• Stored data:
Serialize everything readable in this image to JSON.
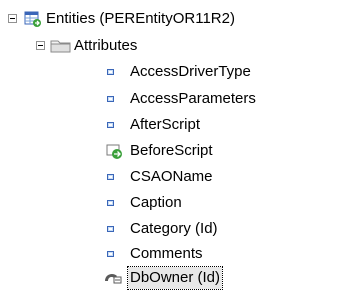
{
  "tree": {
    "root": {
      "label": "Entities (PEREntityOR11R2)",
      "icon": "entity-table-icon"
    },
    "group": {
      "label": "Attributes",
      "icon": "folder-icon"
    },
    "items": [
      {
        "label": "AccessDriverType",
        "icon": "property-icon"
      },
      {
        "label": "AccessParameters",
        "icon": "property-icon"
      },
      {
        "label": "AfterScript",
        "icon": "property-icon"
      },
      {
        "label": "BeforeScript",
        "icon": "script-arrow-icon"
      },
      {
        "label": "CSAOName",
        "icon": "property-icon"
      },
      {
        "label": "Caption",
        "icon": "property-icon"
      },
      {
        "label": "Category (Id)",
        "icon": "property-icon"
      },
      {
        "label": "Comments",
        "icon": "property-icon"
      },
      {
        "label": "DbOwner (Id)",
        "icon": "owner-key-icon",
        "selected": true
      }
    ]
  }
}
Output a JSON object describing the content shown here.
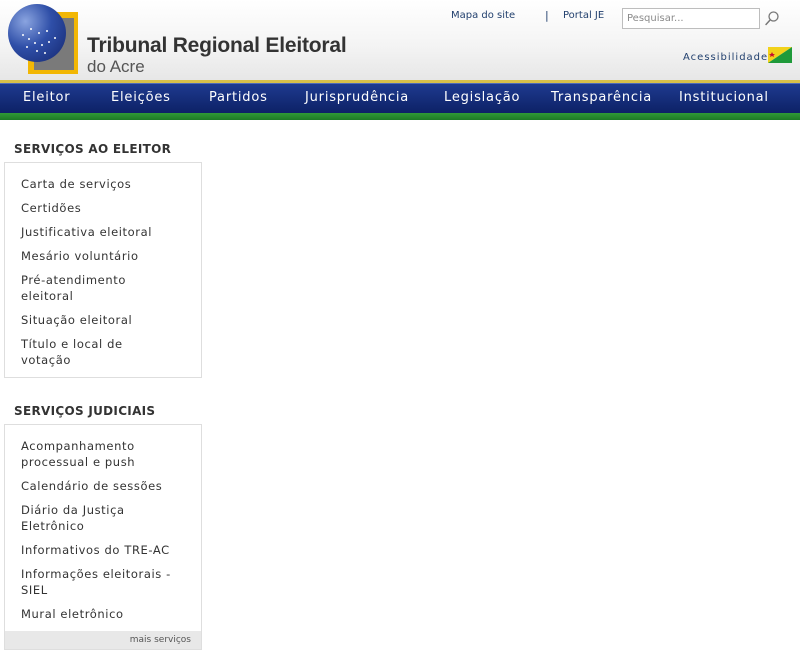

• Aim: Give back each entry exactly as it appears, with no pictures.

• Exercise response:
Serialize everything readable in this image to JSON.
{
  "tree": {
    "root": {
      "label": "Entities (PEREntityOR11R2)",
      "icon": "entity-table-icon"
    },
    "group": {
      "label": "Attributes",
      "icon": "folder-icon"
    },
    "items": [
      {
        "label": "AccessDriverType",
        "icon": "property-icon"
      },
      {
        "label": "AccessParameters",
        "icon": "property-icon"
      },
      {
        "label": "AfterScript",
        "icon": "property-icon"
      },
      {
        "label": "BeforeScript",
        "icon": "script-arrow-icon"
      },
      {
        "label": "CSAOName",
        "icon": "property-icon"
      },
      {
        "label": "Caption",
        "icon": "property-icon"
      },
      {
        "label": "Category (Id)",
        "icon": "property-icon"
      },
      {
        "label": "Comments",
        "icon": "property-icon"
      },
      {
        "label": "DbOwner (Id)",
        "icon": "owner-key-icon",
        "selected": true
      }
    ]
  }
}
Output a JSON object describing the content shown here.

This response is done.